## Begin
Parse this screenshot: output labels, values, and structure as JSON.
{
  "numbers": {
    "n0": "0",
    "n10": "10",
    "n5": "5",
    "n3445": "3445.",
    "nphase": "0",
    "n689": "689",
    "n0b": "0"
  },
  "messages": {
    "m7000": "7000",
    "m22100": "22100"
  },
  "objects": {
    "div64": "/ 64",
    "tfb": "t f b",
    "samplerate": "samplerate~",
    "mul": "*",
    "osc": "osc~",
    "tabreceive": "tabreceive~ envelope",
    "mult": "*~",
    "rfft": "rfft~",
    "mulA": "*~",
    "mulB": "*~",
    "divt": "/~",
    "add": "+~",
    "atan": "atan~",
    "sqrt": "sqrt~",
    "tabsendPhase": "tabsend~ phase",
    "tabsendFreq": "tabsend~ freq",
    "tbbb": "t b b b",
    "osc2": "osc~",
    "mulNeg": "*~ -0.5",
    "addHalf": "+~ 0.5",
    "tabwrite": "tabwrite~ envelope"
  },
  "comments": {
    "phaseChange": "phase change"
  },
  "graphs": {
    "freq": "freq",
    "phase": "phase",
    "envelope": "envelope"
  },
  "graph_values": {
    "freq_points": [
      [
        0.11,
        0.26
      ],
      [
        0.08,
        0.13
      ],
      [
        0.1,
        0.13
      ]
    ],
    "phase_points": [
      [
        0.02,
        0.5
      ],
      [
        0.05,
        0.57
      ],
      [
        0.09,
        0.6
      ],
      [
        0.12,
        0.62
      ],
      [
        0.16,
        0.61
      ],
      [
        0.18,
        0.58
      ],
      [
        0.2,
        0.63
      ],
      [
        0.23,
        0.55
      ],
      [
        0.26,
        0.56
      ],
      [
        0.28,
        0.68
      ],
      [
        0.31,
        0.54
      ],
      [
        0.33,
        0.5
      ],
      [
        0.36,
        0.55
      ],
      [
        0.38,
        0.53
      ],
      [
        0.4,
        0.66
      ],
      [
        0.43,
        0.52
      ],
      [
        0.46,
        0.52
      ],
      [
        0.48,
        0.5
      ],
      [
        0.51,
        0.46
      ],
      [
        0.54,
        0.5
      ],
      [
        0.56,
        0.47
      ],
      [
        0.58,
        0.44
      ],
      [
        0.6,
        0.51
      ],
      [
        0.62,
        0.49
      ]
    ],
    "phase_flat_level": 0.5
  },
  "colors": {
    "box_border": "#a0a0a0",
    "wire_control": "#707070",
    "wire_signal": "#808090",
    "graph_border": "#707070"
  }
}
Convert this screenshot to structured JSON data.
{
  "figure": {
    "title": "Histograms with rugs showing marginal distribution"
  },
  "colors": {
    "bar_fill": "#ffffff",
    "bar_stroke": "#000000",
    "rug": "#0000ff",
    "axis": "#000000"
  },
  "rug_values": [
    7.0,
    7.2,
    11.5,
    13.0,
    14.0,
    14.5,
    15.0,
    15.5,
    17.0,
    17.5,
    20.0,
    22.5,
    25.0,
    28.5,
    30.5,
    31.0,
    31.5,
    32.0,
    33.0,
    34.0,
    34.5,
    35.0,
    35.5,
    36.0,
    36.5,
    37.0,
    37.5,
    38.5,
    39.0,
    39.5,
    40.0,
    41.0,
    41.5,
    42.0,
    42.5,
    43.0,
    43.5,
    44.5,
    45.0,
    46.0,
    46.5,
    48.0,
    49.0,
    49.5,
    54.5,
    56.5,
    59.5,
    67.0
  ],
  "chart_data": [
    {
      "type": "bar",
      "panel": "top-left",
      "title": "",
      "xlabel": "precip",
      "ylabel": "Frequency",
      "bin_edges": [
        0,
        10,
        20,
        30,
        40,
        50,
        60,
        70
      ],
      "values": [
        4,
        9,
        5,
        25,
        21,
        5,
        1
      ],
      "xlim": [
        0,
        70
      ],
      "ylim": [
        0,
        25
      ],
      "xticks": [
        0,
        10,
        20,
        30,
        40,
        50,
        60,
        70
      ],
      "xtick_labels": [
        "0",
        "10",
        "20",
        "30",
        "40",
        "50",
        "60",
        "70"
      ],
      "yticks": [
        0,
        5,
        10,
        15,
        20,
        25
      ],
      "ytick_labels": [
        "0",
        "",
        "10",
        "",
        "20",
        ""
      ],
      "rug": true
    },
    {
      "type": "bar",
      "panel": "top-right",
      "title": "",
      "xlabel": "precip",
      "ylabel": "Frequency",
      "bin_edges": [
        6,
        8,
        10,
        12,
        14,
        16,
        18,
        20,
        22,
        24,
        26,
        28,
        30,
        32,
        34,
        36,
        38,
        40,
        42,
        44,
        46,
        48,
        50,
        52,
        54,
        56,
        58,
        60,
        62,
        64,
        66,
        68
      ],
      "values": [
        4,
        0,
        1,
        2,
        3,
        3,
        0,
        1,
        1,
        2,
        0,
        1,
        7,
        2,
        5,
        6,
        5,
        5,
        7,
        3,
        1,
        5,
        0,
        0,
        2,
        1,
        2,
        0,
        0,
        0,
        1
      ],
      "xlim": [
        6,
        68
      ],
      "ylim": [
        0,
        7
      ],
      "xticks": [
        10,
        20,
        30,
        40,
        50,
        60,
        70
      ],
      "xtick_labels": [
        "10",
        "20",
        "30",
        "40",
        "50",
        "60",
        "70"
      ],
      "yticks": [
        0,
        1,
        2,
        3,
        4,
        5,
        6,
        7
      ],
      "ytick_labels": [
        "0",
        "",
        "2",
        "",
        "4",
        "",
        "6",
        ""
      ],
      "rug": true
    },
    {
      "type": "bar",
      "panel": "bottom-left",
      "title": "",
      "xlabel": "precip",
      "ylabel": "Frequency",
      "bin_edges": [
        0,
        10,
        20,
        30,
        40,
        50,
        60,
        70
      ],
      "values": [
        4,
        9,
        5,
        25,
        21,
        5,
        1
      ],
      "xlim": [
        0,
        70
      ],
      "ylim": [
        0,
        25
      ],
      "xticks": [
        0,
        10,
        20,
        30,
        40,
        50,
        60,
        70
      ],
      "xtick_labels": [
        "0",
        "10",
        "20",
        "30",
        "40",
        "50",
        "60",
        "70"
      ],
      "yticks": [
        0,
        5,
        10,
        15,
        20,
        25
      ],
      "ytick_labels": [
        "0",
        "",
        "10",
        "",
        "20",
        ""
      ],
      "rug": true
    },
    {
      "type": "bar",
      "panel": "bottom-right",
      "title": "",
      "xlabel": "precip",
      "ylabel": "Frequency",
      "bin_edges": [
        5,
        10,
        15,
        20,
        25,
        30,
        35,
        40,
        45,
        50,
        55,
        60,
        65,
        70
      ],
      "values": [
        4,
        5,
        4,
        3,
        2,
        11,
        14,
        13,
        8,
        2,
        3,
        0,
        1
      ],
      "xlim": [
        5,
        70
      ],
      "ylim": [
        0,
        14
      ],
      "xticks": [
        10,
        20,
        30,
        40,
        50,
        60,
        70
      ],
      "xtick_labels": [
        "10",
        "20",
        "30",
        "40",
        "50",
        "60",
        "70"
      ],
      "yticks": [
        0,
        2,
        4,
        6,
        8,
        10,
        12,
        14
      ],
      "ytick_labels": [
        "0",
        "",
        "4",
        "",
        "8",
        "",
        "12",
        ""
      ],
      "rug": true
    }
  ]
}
## End
Restate the data above word for word, please.

Parse this screenshot: output labels, values, and structure as JSON.
{
  "numbers": {
    "n0": "0",
    "n10": "10",
    "n5": "5",
    "n3445": "3445.",
    "nphase": "0",
    "n689": "689",
    "n0b": "0"
  },
  "messages": {
    "m7000": "7000",
    "m22100": "22100"
  },
  "objects": {
    "div64": "/ 64",
    "tfb": "t f b",
    "samplerate": "samplerate~",
    "mul": "*",
    "osc": "osc~",
    "tabreceive": "tabreceive~ envelope",
    "mult": "*~",
    "rfft": "rfft~",
    "mulA": "*~",
    "mulB": "*~",
    "divt": "/~",
    "add": "+~",
    "atan": "atan~",
    "sqrt": "sqrt~",
    "tabsendPhase": "tabsend~ phase",
    "tabsendFreq": "tabsend~ freq",
    "tbbb": "t b b b",
    "osc2": "osc~",
    "mulNeg": "*~ -0.5",
    "addHalf": "+~ 0.5",
    "tabwrite": "tabwrite~ envelope"
  },
  "comments": {
    "phaseChange": "phase change"
  },
  "graphs": {
    "freq": "freq",
    "phase": "phase",
    "envelope": "envelope"
  },
  "graph_values": {
    "freq_points": [
      [
        0.11,
        0.26
      ],
      [
        0.08,
        0.13
      ],
      [
        0.1,
        0.13
      ]
    ],
    "phase_points": [
      [
        0.02,
        0.5
      ],
      [
        0.05,
        0.57
      ],
      [
        0.09,
        0.6
      ],
      [
        0.12,
        0.62
      ],
      [
        0.16,
        0.61
      ],
      [
        0.18,
        0.58
      ],
      [
        0.2,
        0.63
      ],
      [
        0.23,
        0.55
      ],
      [
        0.26,
        0.56
      ],
      [
        0.28,
        0.68
      ],
      [
        0.31,
        0.54
      ],
      [
        0.33,
        0.5
      ],
      [
        0.36,
        0.55
      ],
      [
        0.38,
        0.53
      ],
      [
        0.4,
        0.66
      ],
      [
        0.43,
        0.52
      ],
      [
        0.46,
        0.52
      ],
      [
        0.48,
        0.5
      ],
      [
        0.51,
        0.46
      ],
      [
        0.54,
        0.5
      ],
      [
        0.56,
        0.47
      ],
      [
        0.58,
        0.44
      ],
      [
        0.6,
        0.51
      ],
      [
        0.62,
        0.49
      ]
    ],
    "phase_flat_level": 0.5
  },
  "colors": {
    "box_border": "#a0a0a0",
    "wire_control": "#707070",
    "wire_signal": "#808090",
    "graph_border": "#707070"
  }
}
Convert this screenshot to structured JSON data.
{
  "figure": {
    "title": "Histograms with rugs showing marginal distribution"
  },
  "colors": {
    "bar_fill": "#ffffff",
    "bar_stroke": "#000000",
    "rug": "#0000ff",
    "axis": "#000000"
  },
  "rug_values": [
    7.0,
    7.2,
    11.5,
    13.0,
    14.0,
    14.5,
    15.0,
    15.5,
    17.0,
    17.5,
    20.0,
    22.5,
    25.0,
    28.5,
    30.5,
    31.0,
    31.5,
    32.0,
    33.0,
    34.0,
    34.5,
    35.0,
    35.5,
    36.0,
    36.5,
    37.0,
    37.5,
    38.5,
    39.0,
    39.5,
    40.0,
    41.0,
    41.5,
    42.0,
    42.5,
    43.0,
    43.5,
    44.5,
    45.0,
    46.0,
    46.5,
    48.0,
    49.0,
    49.5,
    54.5,
    56.5,
    59.5,
    67.0
  ],
  "chart_data": [
    {
      "type": "bar",
      "panel": "top-left",
      "title": "",
      "xlabel": "precip",
      "ylabel": "Frequency",
      "bin_edges": [
        0,
        10,
        20,
        30,
        40,
        50,
        60,
        70
      ],
      "values": [
        4,
        9,
        5,
        25,
        21,
        5,
        1
      ],
      "xlim": [
        0,
        70
      ],
      "ylim": [
        0,
        25
      ],
      "xticks": [
        0,
        10,
        20,
        30,
        40,
        50,
        60,
        70
      ],
      "xtick_labels": [
        "0",
        "10",
        "20",
        "30",
        "40",
        "50",
        "60",
        "70"
      ],
      "yticks": [
        0,
        5,
        10,
        15,
        20,
        25
      ],
      "ytick_labels": [
        "0",
        "",
        "10",
        "",
        "20",
        ""
      ],
      "rug": true
    },
    {
      "type": "bar",
      "panel": "top-right",
      "title": "",
      "xlabel": "precip",
      "ylabel": "Frequency",
      "bin_edges": [
        6,
        8,
        10,
        12,
        14,
        16,
        18,
        20,
        22,
        24,
        26,
        28,
        30,
        32,
        34,
        36,
        38,
        40,
        42,
        44,
        46,
        48,
        50,
        52,
        54,
        56,
        58,
        60,
        62,
        64,
        66,
        68
      ],
      "values": [
        4,
        0,
        1,
        2,
        3,
        3,
        0,
        1,
        1,
        2,
        0,
        1,
        7,
        2,
        5,
        6,
        5,
        5,
        7,
        3,
        1,
        5,
        0,
        0,
        2,
        1,
        2,
        0,
        0,
        0,
        1
      ],
      "xlim": [
        6,
        68
      ],
      "ylim": [
        0,
        7
      ],
      "xticks": [
        10,
        20,
        30,
        40,
        50,
        60,
        70
      ],
      "xtick_labels": [
        "10",
        "20",
        "30",
        "40",
        "50",
        "60",
        "70"
      ],
      "yticks": [
        0,
        1,
        2,
        3,
        4,
        5,
        6,
        7
      ],
      "ytick_labels": [
        "0",
        "",
        "2",
        "",
        "4",
        "",
        "6",
        ""
      ],
      "rug": true
    },
    {
      "type": "bar",
      "panel": "bottom-left",
      "title": "",
      "xlabel": "precip",
      "ylabel": "Frequency",
      "bin_edges": [
        0,
        10,
        20,
        30,
        40,
        50,
        60,
        70
      ],
      "values": [
        4,
        9,
        5,
        25,
        21,
        5,
        1
      ],
      "xlim": [
        0,
        70
      ],
      "ylim": [
        0,
        25
      ],
      "xticks": [
        0,
        10,
        20,
        30,
        40,
        50,
        60,
        70
      ],
      "xtick_labels": [
        "0",
        "10",
        "20",
        "30",
        "40",
        "50",
        "60",
        "70"
      ],
      "yticks": [
        0,
        5,
        10,
        15,
        20,
        25
      ],
      "ytick_labels": [
        "0",
        "",
        "10",
        "",
        "20",
        ""
      ],
      "rug": true
    },
    {
      "type": "bar",
      "panel": "bottom-right",
      "title": "",
      "xlabel": "precip",
      "ylabel": "Frequency",
      "bin_edges": [
        5,
        10,
        15,
        20,
        25,
        30,
        35,
        40,
        45,
        50,
        55,
        60,
        65,
        70
      ],
      "values": [
        4,
        5,
        4,
        3,
        2,
        11,
        14,
        13,
        8,
        2,
        3,
        0,
        1
      ],
      "xlim": [
        5,
        70
      ],
      "ylim": [
        0,
        14
      ],
      "xticks": [
        10,
        20,
        30,
        40,
        50,
        60,
        70
      ],
      "xtick_labels": [
        "10",
        "20",
        "30",
        "40",
        "50",
        "60",
        "70"
      ],
      "yticks": [
        0,
        2,
        4,
        6,
        8,
        10,
        12,
        14
      ],
      "ytick_labels": [
        "0",
        "",
        "4",
        "",
        "8",
        "",
        "12",
        ""
      ],
      "rug": true
    }
  ]
}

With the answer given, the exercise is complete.